Complete the following:
A – List the requirements under Coverage Criteria for melanoma in the Opdualag coverage policy.
B – Rewrite the part of the Opdualag coverage policy starting with "Diagnosis considered for" and going on through "or metastatic melanoma.", replacing "12 years of age or older" with "18 years of age or older".

━━━ Selected passage ━━━

OPDUALAG (nivolumab/relatlimab)

Medical Administration – intravenous

Diagnosis considered for coverage:
  • Indicated for the treatment of adult and pediatric patients 12 years of age or older with unresectable or metastatic melanoma.
Coverage Criteria:

For diagnosis of melanoma:

  • Dose does not exceed 480 mg nivolumab and 160 mg relatlimab every 4 weeks; AND
  • Prescribed by or in consultation with an oncologist; AND
  • Diagnosis of one of the following:
    • Unresectable melanoma
    • Metastatic melanoma; AND
  • Patient is 12 years of age or older; AND
  • Patient weights at least 40 kg (88 lbs)
Reauthorization Criteria:

For diagnosis of melanoma:

  • Dose does not exceed 480 mg nivolumab and 160 mg relatlimab every 4 weeks; AND
  • Patient does not show evidence of progressive disease while on therapy
Coverage Duration:
  • Initial: 1 year
  • Reauthorization: 1 year
Authorization is not covered for the following:

The use of this drug for indications not listed in this policy does not meet the coverage criteria established by the Western Health Advantage (WHA) Pharmacy and Therapeutics (P&T) Committee.

━━━ Records supplied ━━━

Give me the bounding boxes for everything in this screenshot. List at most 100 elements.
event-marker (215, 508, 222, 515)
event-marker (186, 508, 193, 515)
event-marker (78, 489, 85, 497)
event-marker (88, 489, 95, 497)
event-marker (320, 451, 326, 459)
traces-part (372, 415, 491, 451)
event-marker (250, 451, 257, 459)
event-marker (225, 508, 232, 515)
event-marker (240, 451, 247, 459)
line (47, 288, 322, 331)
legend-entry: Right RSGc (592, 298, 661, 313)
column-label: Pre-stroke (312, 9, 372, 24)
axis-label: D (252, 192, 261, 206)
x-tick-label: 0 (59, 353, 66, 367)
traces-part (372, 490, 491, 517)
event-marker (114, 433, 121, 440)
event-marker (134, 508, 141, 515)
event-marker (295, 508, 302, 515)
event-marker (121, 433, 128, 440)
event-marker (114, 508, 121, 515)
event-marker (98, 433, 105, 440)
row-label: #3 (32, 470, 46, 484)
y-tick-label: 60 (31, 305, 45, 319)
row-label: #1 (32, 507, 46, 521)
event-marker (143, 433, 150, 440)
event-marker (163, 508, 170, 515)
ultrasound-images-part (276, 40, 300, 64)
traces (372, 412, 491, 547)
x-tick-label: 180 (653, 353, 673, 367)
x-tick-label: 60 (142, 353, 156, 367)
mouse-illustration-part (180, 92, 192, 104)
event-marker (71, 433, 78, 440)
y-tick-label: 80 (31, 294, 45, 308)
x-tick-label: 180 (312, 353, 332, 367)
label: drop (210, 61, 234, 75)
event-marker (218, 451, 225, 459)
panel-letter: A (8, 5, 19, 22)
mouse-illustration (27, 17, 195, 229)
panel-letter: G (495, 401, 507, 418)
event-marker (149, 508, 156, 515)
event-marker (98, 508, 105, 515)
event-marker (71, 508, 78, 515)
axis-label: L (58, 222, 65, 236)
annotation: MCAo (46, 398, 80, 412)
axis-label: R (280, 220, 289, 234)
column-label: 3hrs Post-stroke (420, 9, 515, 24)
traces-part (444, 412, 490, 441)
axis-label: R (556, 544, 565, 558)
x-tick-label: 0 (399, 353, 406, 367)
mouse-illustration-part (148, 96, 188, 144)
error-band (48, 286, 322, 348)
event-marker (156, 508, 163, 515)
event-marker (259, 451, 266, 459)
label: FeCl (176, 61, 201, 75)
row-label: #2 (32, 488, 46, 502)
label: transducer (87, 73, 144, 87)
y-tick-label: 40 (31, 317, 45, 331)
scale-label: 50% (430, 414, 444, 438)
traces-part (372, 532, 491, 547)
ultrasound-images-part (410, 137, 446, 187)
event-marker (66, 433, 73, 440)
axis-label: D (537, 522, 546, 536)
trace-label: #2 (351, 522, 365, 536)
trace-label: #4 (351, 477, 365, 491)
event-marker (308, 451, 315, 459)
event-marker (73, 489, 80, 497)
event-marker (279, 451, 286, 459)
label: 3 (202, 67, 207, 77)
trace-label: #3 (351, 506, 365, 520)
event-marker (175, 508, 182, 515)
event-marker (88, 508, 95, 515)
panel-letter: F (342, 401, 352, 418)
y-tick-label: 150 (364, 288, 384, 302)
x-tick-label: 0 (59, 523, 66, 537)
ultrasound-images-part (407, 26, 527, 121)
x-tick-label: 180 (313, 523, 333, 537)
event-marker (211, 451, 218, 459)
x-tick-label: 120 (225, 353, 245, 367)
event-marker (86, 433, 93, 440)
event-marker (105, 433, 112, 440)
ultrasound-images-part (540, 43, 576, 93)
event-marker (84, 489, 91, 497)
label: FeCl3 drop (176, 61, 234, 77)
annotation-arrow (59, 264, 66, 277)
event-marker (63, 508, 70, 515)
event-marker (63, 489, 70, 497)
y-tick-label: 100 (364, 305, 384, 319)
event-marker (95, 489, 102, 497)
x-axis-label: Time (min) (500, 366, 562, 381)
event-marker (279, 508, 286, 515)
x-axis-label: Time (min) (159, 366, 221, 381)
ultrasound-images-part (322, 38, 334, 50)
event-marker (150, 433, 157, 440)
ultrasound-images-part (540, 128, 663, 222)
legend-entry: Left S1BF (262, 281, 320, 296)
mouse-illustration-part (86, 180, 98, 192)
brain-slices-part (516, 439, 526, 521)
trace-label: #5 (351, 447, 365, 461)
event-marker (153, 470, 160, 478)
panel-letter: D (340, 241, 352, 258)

━━━

Solution set:
A –
- Dose does not exceed 480 mg nivolumab and 160 mg relatlimab every 4 weeks
- Prescribed by or in consultation with an oncologist
- Diagnosis of unresectable melanoma or metastatic melanoma
- Patient is 12 years of age or older
- Patient weight of at least 40 kg (88 lbs)

B –
Diagnosis considered for coverage:
  • Indicated for the treatment of adult and pediatric patients 18 years of age or older with unresectable or metastatic melanoma.